# Aim
Gather every line from the entries below that includes "저위험군".

● ● ● ● ●

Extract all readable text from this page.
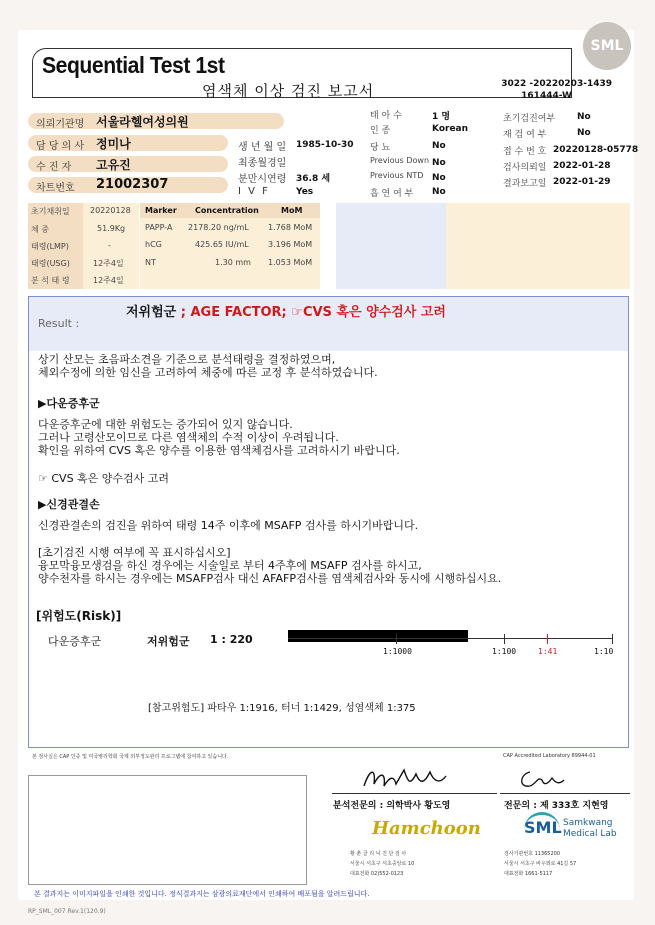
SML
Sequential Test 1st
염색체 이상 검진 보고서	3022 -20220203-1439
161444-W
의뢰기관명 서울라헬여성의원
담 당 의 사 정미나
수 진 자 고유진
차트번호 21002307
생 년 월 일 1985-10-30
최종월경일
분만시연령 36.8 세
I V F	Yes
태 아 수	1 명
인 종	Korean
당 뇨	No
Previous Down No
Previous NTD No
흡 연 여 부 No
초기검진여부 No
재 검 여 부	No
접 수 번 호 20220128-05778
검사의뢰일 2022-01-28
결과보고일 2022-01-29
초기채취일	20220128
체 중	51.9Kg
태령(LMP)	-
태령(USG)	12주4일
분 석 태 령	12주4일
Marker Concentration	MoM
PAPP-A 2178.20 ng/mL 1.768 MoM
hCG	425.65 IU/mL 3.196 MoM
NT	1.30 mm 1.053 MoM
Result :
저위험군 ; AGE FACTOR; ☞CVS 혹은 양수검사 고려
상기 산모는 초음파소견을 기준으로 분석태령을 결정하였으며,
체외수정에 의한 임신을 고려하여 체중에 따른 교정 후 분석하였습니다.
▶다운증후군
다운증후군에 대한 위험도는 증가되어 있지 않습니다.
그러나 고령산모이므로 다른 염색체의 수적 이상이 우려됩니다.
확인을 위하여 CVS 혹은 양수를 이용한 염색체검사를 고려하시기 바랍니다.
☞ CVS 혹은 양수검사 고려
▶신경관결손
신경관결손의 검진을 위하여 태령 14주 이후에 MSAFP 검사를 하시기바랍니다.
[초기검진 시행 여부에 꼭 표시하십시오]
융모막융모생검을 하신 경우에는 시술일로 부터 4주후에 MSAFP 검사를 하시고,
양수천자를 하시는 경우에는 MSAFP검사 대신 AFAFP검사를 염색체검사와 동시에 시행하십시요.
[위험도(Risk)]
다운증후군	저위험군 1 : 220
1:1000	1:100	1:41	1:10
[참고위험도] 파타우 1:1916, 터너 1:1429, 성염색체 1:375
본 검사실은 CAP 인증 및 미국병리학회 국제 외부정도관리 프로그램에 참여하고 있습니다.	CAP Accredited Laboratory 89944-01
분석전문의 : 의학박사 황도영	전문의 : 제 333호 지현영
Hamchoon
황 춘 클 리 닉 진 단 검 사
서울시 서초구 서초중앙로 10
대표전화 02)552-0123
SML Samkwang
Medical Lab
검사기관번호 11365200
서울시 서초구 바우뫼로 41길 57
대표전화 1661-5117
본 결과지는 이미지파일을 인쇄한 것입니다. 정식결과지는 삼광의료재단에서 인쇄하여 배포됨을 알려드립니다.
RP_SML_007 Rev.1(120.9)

● ● ● ● ●

# The completed task
저위험군 ; AGE FACTOR; ☞CVS 혹은 양수검사 고려
다운증후군	저위험군 1 : 220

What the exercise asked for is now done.